PROBLEM: Reproduce word for word the lines from the one with "bar: [143, 413, 164, 605]" up to and including the one with "copy-link-button[interactable]: Copy link: [231, 899, 299, 916]".

** begin MATERIAL FOR THIS EXERCISE **

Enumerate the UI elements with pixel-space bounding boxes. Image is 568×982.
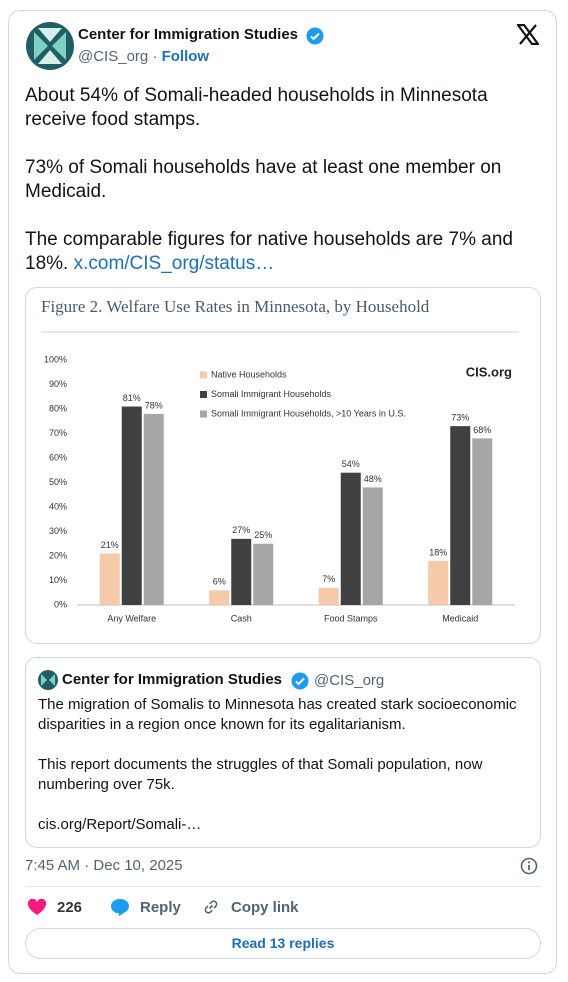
bar: [143, 413, 164, 605]
reply-button[interactable]: Reply: [140, 899, 181, 916]
value-label: 48%: [364, 474, 382, 484]
link-icon[interactable]: [202, 898, 220, 916]
tweet-paragraph: About 54% of Somali-headed households in…: [25, 85, 488, 130]
y-tick-label: 0%: [54, 599, 67, 609]
like-icon[interactable]: [28, 899, 46, 916]
value-label: 7%: [322, 574, 335, 584]
value-label: 6%: [213, 577, 226, 587]
copy-link-button[interactable]: Copy link: [231, 899, 299, 916]
handle-row: @CIS_org · Follow: [78, 48, 209, 65]
value-label: 25%: [254, 530, 272, 540]
quote-paragraph: The migration of Somalis to Minnesota ha…: [38, 696, 517, 733]
watermark: CIS.org: [466, 364, 512, 379]
x-tick-label: Any Welfare: [107, 613, 156, 623]
y-tick-label: 60%: [49, 452, 67, 462]
verified-badge: [291, 672, 309, 690]
y-tick-label: 40%: [49, 501, 67, 511]
tweet-text: About 54% of Somali-headed households in…: [25, 84, 540, 300]
bar: [231, 538, 252, 605]
quote-text: The migration of Somalis to Minnesota ha…: [38, 695, 533, 855]
value-label: 54%: [342, 459, 360, 469]
bar: [318, 587, 339, 605]
reply-icon[interactable]: [110, 898, 130, 917]
x-tick-label: Food Stamps: [324, 613, 378, 623]
bar: [450, 426, 471, 605]
quote-author: Center for Immigration Studies: [62, 671, 283, 688]
y-tick-label: 80%: [49, 403, 67, 413]
separator: ·: [152, 48, 158, 65]
bar: [121, 406, 142, 605]
divider: [25, 886, 541, 887]
y-tick-label: 30%: [49, 526, 67, 536]
handle: @CIS_org: [78, 48, 149, 65]
value-label: 18%: [429, 547, 447, 557]
verified-badge: [306, 27, 324, 45]
bar: [99, 553, 120, 605]
x-tick-label: Medicaid: [442, 613, 478, 623]
y-tick-label: 10%: [49, 575, 67, 585]
timestamp[interactable]: 7:45 AM · Dec 10, 2025: [25, 857, 183, 874]
legend-swatch: [200, 410, 207, 418]
quote-avatar: [38, 670, 58, 690]
value-label: 81%: [123, 393, 141, 403]
bar: [428, 560, 449, 605]
bar: [253, 543, 274, 605]
bar: [362, 487, 383, 605]
legend-swatch: [200, 371, 207, 379]
bar: [209, 590, 230, 605]
value-label: 27%: [232, 525, 250, 535]
media[interactable]: Figure 2. Welfare Use Rates in Minnesota…: [25, 287, 541, 644]
value-label: 68%: [473, 425, 491, 435]
quote-handle: @CIS_org: [314, 672, 385, 689]
tweet-card: [8, 10, 557, 974]
legend-label: Somali Immigrant Households, >10 Years i…: [211, 408, 406, 418]
quote-link: cis.org/Report/Somali-…: [38, 816, 202, 833]
tweet-paragraph-wrap: The comparable figures for native househ…: [25, 228, 540, 276]
quote-paragraph: This report documents the struggles of t…: [38, 756, 483, 793]
value-label: 73%: [451, 413, 469, 423]
like-count[interactable]: 226: [57, 899, 83, 916]
info-icon[interactable]: [520, 857, 538, 875]
value-label: 21%: [101, 540, 119, 550]
x-tick-label: Cash: [231, 613, 252, 623]
read-replies-button[interactable]: Read 13 replies: [25, 928, 541, 959]
y-tick-label: 50%: [49, 477, 67, 487]
chart-title: Figure 2. Welfare Use Rates in Minnesota…: [41, 297, 430, 316]
tweet-paragraph: The comparable figures for native househ…: [25, 229, 513, 274]
x-logo[interactable]: [517, 24, 539, 45]
author-name[interactable]: Center for Immigration Studies: [78, 26, 299, 43]
y-tick-label: 70%: [49, 428, 67, 438]
legend-label: Native Households: [211, 369, 287, 379]
bar: [472, 438, 493, 605]
legend-label: Somali Immigrant Households: [211, 389, 332, 399]
quote-card[interactable]: [25, 657, 541, 848]
chart: Figure 2. Welfare Use Rates in Minnesota…: [41, 297, 519, 623]
legend-swatch: [200, 391, 207, 398]
y-tick-label: 20%: [49, 550, 67, 560]
tweet-paragraph: 73% of Somali households have at least o…: [25, 157, 502, 202]
avatar[interactable]: [26, 22, 74, 70]
follow-button[interactable]: Follow: [161, 48, 210, 65]
tweet-link[interactable]: x.com/CIS_org/status…: [73, 253, 275, 274]
y-tick-label: 100%: [44, 354, 67, 364]
bar: [340, 472, 361, 605]
y-tick-label: 90%: [49, 379, 67, 389]
value-label: 78%: [145, 400, 163, 410]
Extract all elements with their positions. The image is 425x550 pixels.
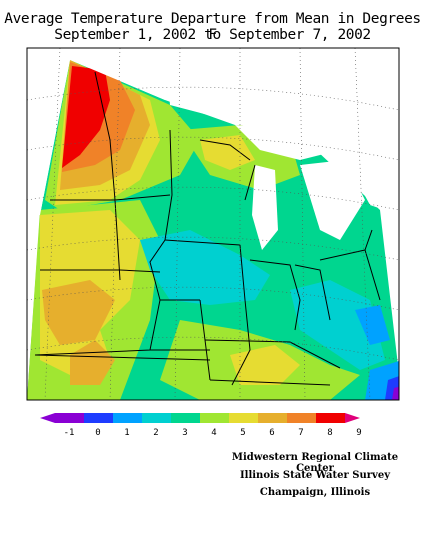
scale-cells <box>55 413 360 423</box>
contour-7-southwest <box>70 340 115 385</box>
scale-label: 1 <box>124 428 129 438</box>
contour-9-north <box>62 66 110 168</box>
map-title-line2: September 1, 2002 to September 7, 2002 <box>54 27 371 43</box>
lake-huron <box>300 160 365 240</box>
scale-label: 3 <box>182 428 187 438</box>
map-border <box>26 47 400 401</box>
contour-3-east <box>290 280 385 370</box>
contour-6-upper-midwest <box>200 135 255 170</box>
canada-outside <box>165 48 399 215</box>
scale-arrow-left <box>40 413 55 423</box>
scale-cell <box>258 413 287 423</box>
scale-cell <box>200 413 229 423</box>
color-scale: -1 0 1 2 3 4 5 6 7 8 9 <box>40 413 362 438</box>
map-field <box>27 48 399 400</box>
scale-labels: -1 0 1 2 3 4 5 6 7 8 9 <box>64 428 362 438</box>
scale-label: -1 <box>64 428 75 438</box>
scale-cell <box>316 413 345 423</box>
scale-label: 2 <box>153 428 158 438</box>
map-title-line1: Average Temperature Departure from Mean … <box>4 11 421 43</box>
scale-arrow-right <box>345 413 360 423</box>
credit-line3: Champaign, Illinois <box>259 487 371 498</box>
scale-cell <box>229 413 258 423</box>
scale-label: 6 <box>269 428 274 438</box>
scale-cell <box>287 413 316 423</box>
contour-neg1-southeast <box>392 386 399 400</box>
credit-line1: Midwestern Regional Climate Center <box>231 452 399 474</box>
scale-label: 7 <box>298 428 303 438</box>
scale-label: 9 <box>356 428 361 438</box>
scale-label: 0 <box>95 428 100 438</box>
contour-3-central <box>140 230 270 305</box>
graticule <box>27 48 399 400</box>
contour-7-west <box>42 280 115 345</box>
contour-2-east <box>355 305 390 345</box>
state-borders <box>34 71 381 386</box>
scale-label: 8 <box>327 428 332 438</box>
scale-label: 5 <box>240 428 245 438</box>
scale-cell <box>171 413 200 423</box>
lake-superior <box>235 125 340 160</box>
west-outside <box>27 48 170 215</box>
scale-cell <box>142 413 171 423</box>
credit-line2: Illinois State Water Survey <box>239 470 391 481</box>
scale-cell <box>84 413 113 423</box>
scale-label: 4 <box>211 428 216 438</box>
lake-michigan <box>252 165 278 250</box>
scale-cell <box>113 413 142 423</box>
scale-cell <box>55 413 84 423</box>
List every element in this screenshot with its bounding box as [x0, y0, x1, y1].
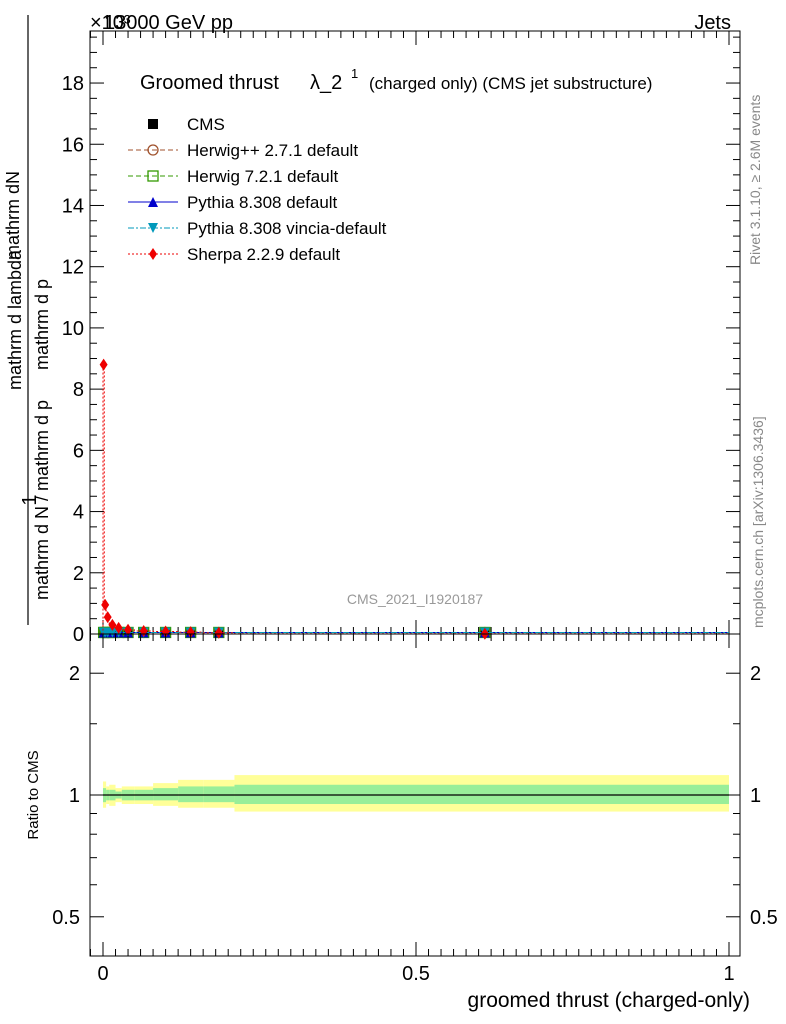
plot-title-main: Groomed thrust	[140, 72, 279, 94]
ratio-y-tick-label: 0.5	[52, 907, 80, 929]
marker-diamond	[149, 248, 157, 260]
marker-diamond	[214, 626, 223, 639]
ratio-bands	[103, 775, 729, 812]
ylabel-denominator: mathrm d N / mathrm d p	[32, 400, 52, 600]
plot-title-suffix: (charged only) (CMS jet substructure)	[369, 74, 652, 93]
y-tick-label: 2	[73, 563, 84, 585]
analysis-tag: CMS_2021_I1920187	[347, 591, 483, 607]
series-line	[103, 364, 729, 635]
ratio-band-green	[234, 784, 729, 805]
y-tick-label: 16	[62, 134, 84, 156]
marker-diamond	[99, 358, 108, 371]
ylabel-denominator-mid: mathrm d p	[32, 279, 52, 370]
y-tick-label: 10	[62, 318, 84, 340]
ratio-y-tick-label: 2	[69, 663, 80, 685]
y-tick-label: 18	[62, 73, 84, 95]
mcplots-label: mcplots.cern.ch [arXiv:1306.3436]	[750, 416, 766, 628]
ratio-band-green	[153, 788, 179, 801]
ratio-band-green	[203, 786, 235, 803]
collision-label: 13000 GeV pp	[104, 12, 233, 34]
y-tick-label: 14	[62, 195, 84, 217]
ylabel-numerator: mathrm d lambda	[5, 249, 25, 390]
marker-diamond	[124, 623, 133, 636]
legend-label: Pythia 8.308 default	[187, 193, 338, 212]
marker-triangle-up	[148, 197, 158, 207]
main-ylabel: 1 mathrm d lambda mathrm d N / mathrm d …	[3, 15, 52, 625]
marker-circle-open	[147, 144, 159, 156]
exponent-label: ×10³	[90, 12, 131, 34]
marker-square	[148, 119, 158, 129]
ylabel-numerator-dn: mathrm dN	[3, 171, 23, 260]
marker-square-open	[147, 170, 159, 182]
y-tick-label: 6	[73, 440, 84, 462]
ratio-band-green	[178, 786, 204, 803]
ratio-y-tick-label-right: 2	[750, 663, 761, 685]
x-tick-label: 1	[723, 963, 734, 985]
main-series-group	[97, 358, 729, 640]
marker-diamond	[161, 625, 170, 638]
legend-label: Herwig 7.2.1 default	[187, 167, 338, 186]
y-tick-label: 12	[62, 257, 84, 279]
ylabel-one: 1	[19, 494, 41, 505]
ratio-y-tick-label: 1	[69, 785, 80, 807]
legend-label: Pythia 8.308 vincia-default	[187, 219, 387, 238]
legend-label: CMS	[187, 115, 225, 134]
y-tick-label: 0	[73, 624, 84, 646]
marker-diamond	[186, 626, 195, 639]
legend: CMS Herwig++ 2.7.1 default Herwig 7.2.1 de…	[128, 115, 387, 264]
ratio-ylabel: Ratio to CMS	[25, 750, 42, 839]
ratio-x-axis: 0 0.5 1	[89, 634, 735, 985]
marker-triangle-down	[107, 627, 118, 638]
x-tick-label: 0.5	[402, 963, 430, 985]
ratio-y-tick-label-right: 1	[750, 785, 761, 807]
x-tick-label: 0	[97, 963, 108, 985]
y-tick-label: 8	[73, 379, 84, 401]
plot-title-lambda: λ_2	[310, 72, 342, 94]
category-label: Jets	[694, 12, 731, 34]
ratio-y-tick-label-right: 0.5	[750, 907, 778, 929]
y-tick-label: 4	[73, 502, 84, 524]
ratio-y-axis: 0.5 0.5 1 1 2 2	[52, 663, 778, 929]
marker-triangle-down	[148, 223, 158, 233]
marker-diamond	[108, 618, 117, 631]
x-axis-label: groomed thrust (charged-only)	[468, 989, 750, 1012]
plot-title-superscript: 1	[351, 66, 358, 81]
legend-label: Herwig++ 2.7.1 default	[187, 141, 358, 160]
main-y-axis: 0 2 4 6 8 10 12 14 16 18	[62, 36, 740, 646]
legend-label: Sherpa 2.2.9 default	[187, 245, 340, 264]
rivet-label: Rivet 3.1.10, ≥ 2.6M events	[747, 95, 763, 265]
marker-diamond	[114, 621, 123, 634]
marker-diamond	[101, 598, 110, 611]
marker-diamond	[103, 611, 112, 624]
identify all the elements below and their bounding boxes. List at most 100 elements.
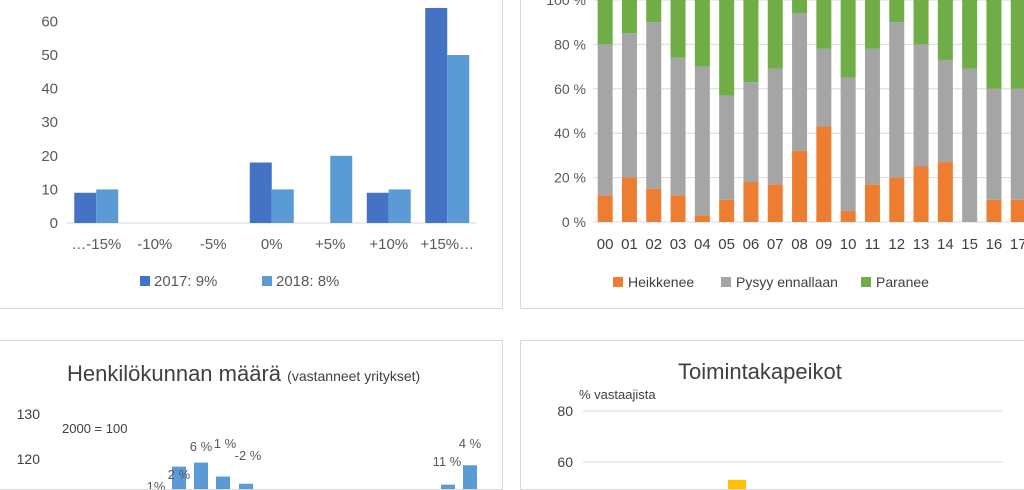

** end MATERIAL FOR THIS EXERCISE **

EXERCISE OUTPUT:
bar: [143, 413, 164, 605]
reply-button[interactable]: Reply: [140, 899, 181, 916]
value-label: 48%: [364, 474, 382, 484]
link-icon[interactable]: [202, 898, 220, 916]
tweet-paragraph: About 54% of Somali-headed households in…: [25, 85, 488, 130]
y-tick-label: 0%: [54, 599, 67, 609]
like-icon[interactable]: [28, 899, 46, 916]
value-label: 7%: [322, 574, 335, 584]
value-label: 6%: [213, 577, 226, 587]
copy-link-button[interactable]: Copy link: [231, 899, 299, 916]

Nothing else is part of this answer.